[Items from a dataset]
· · · ·

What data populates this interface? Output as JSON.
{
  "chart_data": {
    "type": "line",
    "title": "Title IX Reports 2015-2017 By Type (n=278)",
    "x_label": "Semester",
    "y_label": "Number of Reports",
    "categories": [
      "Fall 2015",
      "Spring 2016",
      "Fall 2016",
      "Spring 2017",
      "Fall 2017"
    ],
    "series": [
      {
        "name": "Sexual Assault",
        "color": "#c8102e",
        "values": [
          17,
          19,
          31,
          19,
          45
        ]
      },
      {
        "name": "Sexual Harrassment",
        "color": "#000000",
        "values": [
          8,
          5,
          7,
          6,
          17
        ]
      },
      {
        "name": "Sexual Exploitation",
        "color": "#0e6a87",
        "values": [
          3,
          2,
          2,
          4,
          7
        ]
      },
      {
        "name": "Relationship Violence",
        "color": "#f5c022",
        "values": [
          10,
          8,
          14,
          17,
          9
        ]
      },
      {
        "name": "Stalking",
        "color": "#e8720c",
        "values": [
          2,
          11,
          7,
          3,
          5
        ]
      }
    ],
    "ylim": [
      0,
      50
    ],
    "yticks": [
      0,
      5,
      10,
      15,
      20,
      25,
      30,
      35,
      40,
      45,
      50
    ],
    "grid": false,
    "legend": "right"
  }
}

· · · ·

== Work to complete ==
Your task is to transcribe the listing above in full, exactly as given.

== Solution below ==
What data populates this interface? Output as JSON.
{
  "chart_data": {
    "type": "line",
    "title": "Title IX Reports 2015-2017 By Type (n=278)",
    "x_label": "Semester",
    "y_label": "Number of Reports",
    "categories": [
      "Fall 2015",
      "Spring 2016",
      "Fall 2016",
      "Spring 2017",
      "Fall 2017"
    ],
    "series": [
      {
        "name": "Sexual Assault",
        "color": "#c8102e",
        "values": [
          17,
          19,
          31,
          19,
          45
        ]
      },
      {
        "name": "Sexual Harrassment",
        "color": "#000000",
        "values": [
          8,
          5,
          7,
          6,
          17
        ]
      },
      {
        "name": "Sexual Exploitation",
        "color": "#0e6a87",
        "values": [
          3,
          2,
          2,
          4,
          7
        ]
      },
      {
        "name": "Relationship Violence",
        "color": "#f5c022",
        "values": [
          10,
          8,
          14,
          17,
          9
        ]
      },
      {
        "name": "Stalking",
        "color": "#e8720c",
        "values": [
          2,
          11,
          7,
          3,
          5
        ]
      }
    ],
    "ylim": [
      0,
      50
    ],
    "yticks": [
      0,
      5,
      10,
      15,
      20,
      25,
      30,
      35,
      40,
      45,
      50
    ],
    "grid": false,
    "legend": "right"
  }
}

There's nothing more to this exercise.